▸ REQUIREMENTS
Convert every line of the items below into a JSON list of strings, with one string for each line. Leave out blank lines and the pictures.

#### RECORDS PROVIDED ####

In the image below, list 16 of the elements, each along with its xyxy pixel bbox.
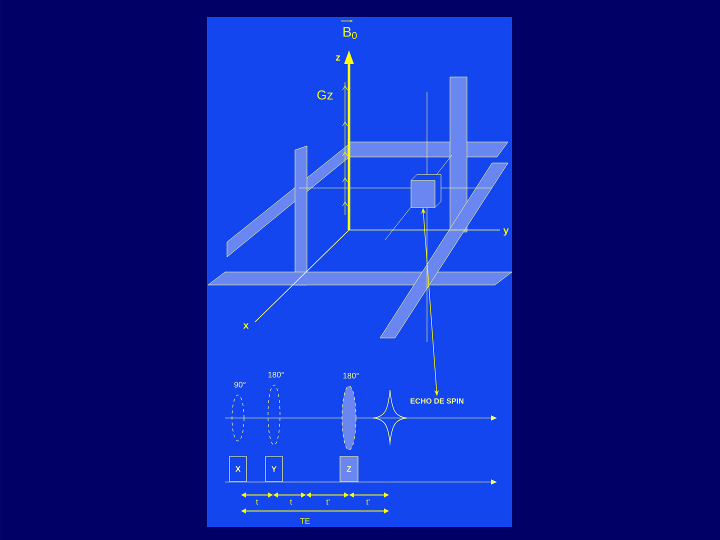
gradient-box: Z [340, 456, 358, 482]
axis-label: Gz [317, 90, 333, 100]
axis-label: t' [366, 499, 370, 505]
node-label: 180° [343, 372, 359, 378]
axis-label: y [503, 228, 509, 236]
gradient-box: Y [265, 456, 283, 482]
cube [410, 174, 442, 208]
axis-label: z [336, 55, 340, 61]
axis-label: x [243, 323, 249, 329]
node-label: 90° [234, 382, 246, 388]
node-label: 180° [268, 372, 284, 378]
gradient-box: X [229, 456, 247, 482]
axis-label: t [256, 499, 258, 505]
axis-label: TE [300, 518, 310, 524]
axis-label: t [290, 499, 292, 505]
axis-label: t' [326, 499, 330, 505]
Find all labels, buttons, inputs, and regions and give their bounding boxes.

####

▸ CORRECT RESPONSE
[
  "In the image below, list 16 of the elements, each along with its xyxy pixel bbox.",
  "gradient-box: Z [340, 456, 358, 482]",
  "axis-label: Gz [317, 90, 333, 100]",
  "axis-label: t' [366, 499, 370, 505]",
  "node-label: 180° [343, 372, 359, 378]",
  "axis-label: y [503, 228, 509, 236]",
  "gradient-box: Y [265, 456, 283, 482]",
  "cube [410, 174, 442, 208]",
  "axis-label: z [336, 55, 340, 61]",
  "axis-label: x [243, 323, 249, 329]",
  "node-label: 90° [234, 382, 246, 388]",
  "node-label: 180° [268, 372, 284, 378]",
  "gradient-box: X [229, 456, 247, 482]",
  "axis-label: t [256, 499, 258, 505]",
  "axis-label: TE [300, 518, 310, 524]",
  "axis-label: t [290, 499, 292, 505]",
  "axis-label: t' [326, 499, 330, 505]",
  "Find all labels, buttons, inputs, and regions and give their bounding boxes."
]